__TASK DESCRIPTION__. Bring together all lines of the material below that contain the string "Spatial".

§ §

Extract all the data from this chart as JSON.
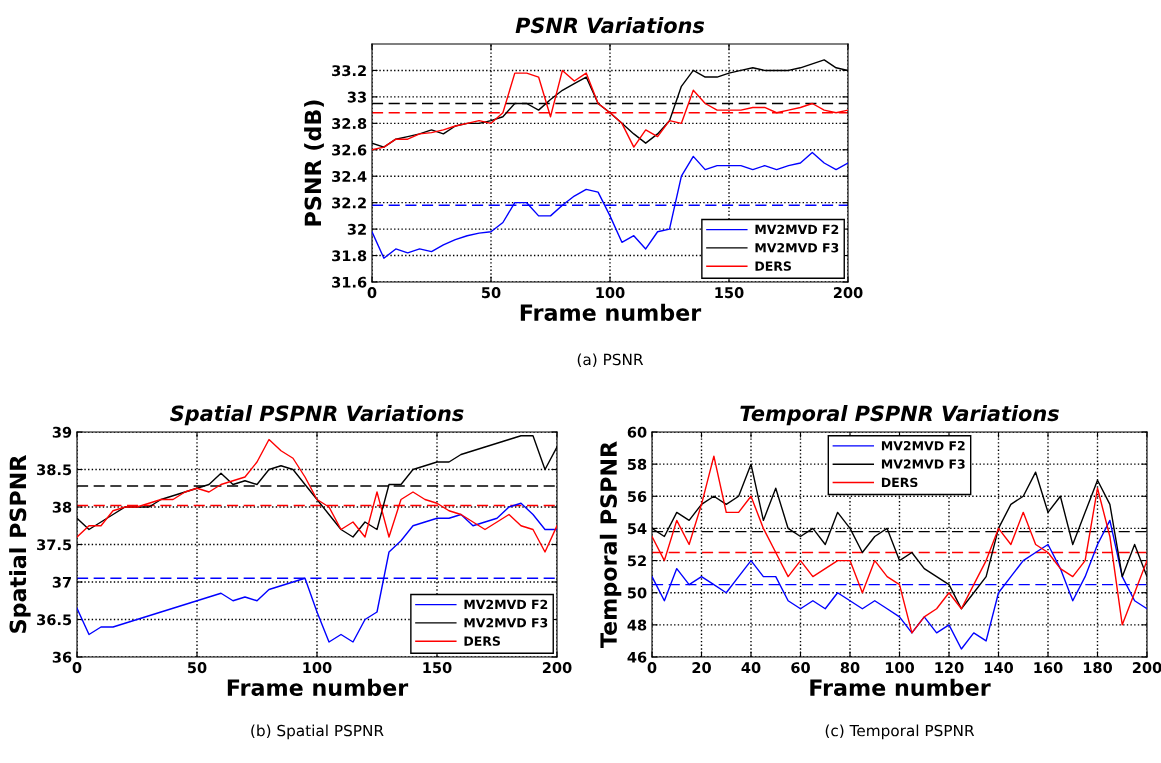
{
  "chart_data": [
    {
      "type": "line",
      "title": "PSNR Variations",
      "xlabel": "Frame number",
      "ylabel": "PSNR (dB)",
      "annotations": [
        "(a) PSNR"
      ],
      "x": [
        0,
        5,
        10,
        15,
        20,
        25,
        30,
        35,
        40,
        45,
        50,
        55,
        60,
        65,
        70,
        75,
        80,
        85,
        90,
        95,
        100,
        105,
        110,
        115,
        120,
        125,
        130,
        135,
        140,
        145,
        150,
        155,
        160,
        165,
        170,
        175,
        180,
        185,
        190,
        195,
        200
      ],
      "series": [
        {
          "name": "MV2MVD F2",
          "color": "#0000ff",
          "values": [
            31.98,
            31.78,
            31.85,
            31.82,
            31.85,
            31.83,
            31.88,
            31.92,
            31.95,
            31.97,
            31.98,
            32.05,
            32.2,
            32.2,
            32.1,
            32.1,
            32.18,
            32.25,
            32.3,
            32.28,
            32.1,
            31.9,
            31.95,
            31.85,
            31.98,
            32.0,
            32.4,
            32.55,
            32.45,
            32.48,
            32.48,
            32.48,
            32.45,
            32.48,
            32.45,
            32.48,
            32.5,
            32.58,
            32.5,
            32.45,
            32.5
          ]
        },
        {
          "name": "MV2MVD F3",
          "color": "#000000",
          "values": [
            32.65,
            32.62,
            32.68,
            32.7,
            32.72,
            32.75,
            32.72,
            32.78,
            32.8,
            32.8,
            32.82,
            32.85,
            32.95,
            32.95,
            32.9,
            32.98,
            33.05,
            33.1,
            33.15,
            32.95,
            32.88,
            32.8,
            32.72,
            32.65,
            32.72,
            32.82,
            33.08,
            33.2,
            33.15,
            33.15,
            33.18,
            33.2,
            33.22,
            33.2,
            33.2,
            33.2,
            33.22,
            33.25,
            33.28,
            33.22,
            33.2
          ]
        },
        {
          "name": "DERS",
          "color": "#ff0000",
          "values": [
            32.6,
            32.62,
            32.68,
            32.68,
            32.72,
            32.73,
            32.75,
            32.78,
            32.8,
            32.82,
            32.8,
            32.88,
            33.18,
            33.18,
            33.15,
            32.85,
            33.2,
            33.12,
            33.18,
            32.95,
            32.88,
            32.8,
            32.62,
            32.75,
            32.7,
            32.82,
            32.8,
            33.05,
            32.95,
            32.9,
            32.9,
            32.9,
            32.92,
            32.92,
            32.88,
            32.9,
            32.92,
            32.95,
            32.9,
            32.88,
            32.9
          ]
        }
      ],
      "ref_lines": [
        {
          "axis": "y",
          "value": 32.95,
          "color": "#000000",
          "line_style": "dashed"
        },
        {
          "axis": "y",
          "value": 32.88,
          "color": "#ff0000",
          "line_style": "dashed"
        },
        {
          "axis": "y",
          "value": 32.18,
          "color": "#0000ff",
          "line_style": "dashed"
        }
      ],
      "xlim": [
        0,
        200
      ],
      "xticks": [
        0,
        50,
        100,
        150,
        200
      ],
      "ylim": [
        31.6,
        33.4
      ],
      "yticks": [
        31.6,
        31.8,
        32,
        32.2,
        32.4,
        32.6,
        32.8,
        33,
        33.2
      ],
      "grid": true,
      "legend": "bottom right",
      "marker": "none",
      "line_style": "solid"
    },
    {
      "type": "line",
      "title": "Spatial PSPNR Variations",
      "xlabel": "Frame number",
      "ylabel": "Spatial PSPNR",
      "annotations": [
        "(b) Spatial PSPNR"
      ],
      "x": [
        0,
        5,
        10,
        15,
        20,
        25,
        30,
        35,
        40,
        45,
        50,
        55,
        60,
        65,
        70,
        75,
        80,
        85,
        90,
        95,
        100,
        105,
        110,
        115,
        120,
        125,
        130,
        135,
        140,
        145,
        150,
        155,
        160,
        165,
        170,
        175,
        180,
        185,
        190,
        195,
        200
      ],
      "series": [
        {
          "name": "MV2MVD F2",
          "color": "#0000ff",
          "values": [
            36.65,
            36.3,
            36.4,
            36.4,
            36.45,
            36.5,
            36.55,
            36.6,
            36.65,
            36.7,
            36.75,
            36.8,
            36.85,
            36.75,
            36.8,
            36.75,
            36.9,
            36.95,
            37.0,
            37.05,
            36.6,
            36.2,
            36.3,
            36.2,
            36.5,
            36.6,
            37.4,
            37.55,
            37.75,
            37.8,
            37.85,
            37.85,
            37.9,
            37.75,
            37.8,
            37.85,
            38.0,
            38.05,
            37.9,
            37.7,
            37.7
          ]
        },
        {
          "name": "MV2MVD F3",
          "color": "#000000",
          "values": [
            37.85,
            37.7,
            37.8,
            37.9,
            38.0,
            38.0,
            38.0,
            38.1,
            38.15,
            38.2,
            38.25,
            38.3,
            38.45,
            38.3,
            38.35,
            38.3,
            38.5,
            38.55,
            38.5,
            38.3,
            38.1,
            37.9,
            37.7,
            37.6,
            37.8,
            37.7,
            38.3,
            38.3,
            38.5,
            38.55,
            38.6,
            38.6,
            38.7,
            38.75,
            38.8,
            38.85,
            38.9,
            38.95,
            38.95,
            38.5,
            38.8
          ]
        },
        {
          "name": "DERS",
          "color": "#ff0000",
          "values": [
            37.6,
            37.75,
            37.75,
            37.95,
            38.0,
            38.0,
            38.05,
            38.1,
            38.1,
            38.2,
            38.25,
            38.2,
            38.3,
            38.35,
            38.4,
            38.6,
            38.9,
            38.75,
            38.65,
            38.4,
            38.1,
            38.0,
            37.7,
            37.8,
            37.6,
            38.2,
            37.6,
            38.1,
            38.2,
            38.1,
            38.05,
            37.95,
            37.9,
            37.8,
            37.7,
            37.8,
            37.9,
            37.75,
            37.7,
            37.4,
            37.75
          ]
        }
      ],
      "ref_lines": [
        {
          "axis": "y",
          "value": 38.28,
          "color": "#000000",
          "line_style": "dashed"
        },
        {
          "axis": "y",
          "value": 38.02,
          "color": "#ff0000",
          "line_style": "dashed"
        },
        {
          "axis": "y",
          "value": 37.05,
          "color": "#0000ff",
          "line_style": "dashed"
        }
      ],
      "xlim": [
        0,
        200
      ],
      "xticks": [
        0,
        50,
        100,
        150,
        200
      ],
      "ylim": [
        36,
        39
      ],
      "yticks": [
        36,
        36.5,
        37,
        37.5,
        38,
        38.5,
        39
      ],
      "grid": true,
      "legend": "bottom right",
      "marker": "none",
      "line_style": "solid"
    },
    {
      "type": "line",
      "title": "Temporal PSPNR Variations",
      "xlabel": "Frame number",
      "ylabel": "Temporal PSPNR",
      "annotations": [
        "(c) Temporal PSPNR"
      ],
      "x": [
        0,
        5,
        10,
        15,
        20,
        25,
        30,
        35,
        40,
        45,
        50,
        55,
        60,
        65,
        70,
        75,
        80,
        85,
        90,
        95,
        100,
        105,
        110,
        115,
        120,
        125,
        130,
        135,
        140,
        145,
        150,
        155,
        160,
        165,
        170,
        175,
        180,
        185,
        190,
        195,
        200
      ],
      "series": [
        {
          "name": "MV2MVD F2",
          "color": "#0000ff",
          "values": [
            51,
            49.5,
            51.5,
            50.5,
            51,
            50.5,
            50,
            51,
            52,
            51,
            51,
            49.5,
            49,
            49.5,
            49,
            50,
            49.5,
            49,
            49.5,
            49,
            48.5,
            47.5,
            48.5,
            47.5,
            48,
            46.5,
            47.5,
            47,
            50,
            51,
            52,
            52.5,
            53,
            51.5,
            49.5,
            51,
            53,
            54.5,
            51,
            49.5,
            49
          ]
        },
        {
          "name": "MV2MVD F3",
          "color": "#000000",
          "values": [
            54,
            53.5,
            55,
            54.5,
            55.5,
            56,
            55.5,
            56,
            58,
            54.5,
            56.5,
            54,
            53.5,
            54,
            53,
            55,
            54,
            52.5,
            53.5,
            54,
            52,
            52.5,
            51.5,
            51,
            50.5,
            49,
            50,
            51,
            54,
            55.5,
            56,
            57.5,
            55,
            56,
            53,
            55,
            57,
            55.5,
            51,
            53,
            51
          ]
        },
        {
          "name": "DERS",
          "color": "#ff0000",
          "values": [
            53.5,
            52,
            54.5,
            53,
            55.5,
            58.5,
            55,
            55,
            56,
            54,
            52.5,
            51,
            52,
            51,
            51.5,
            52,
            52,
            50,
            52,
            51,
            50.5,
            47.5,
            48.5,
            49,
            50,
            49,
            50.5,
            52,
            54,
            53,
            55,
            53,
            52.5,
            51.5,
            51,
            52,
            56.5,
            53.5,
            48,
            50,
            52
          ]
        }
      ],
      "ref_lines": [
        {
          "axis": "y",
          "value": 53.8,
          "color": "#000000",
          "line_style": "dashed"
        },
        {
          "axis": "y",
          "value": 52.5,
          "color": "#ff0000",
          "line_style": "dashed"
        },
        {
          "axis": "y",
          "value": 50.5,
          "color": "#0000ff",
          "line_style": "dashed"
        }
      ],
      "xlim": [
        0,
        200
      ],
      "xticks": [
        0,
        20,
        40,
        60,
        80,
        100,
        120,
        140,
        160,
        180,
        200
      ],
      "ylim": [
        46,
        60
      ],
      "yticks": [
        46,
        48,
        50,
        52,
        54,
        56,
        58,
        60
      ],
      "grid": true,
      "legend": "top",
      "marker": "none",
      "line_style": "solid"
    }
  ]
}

§ §

__OUTPUT FOR THIS TASK__.
      "title": "Spatial PSPNR Variations",
      "ylabel": "Spatial PSPNR",
        "(b) Spatial PSPNR"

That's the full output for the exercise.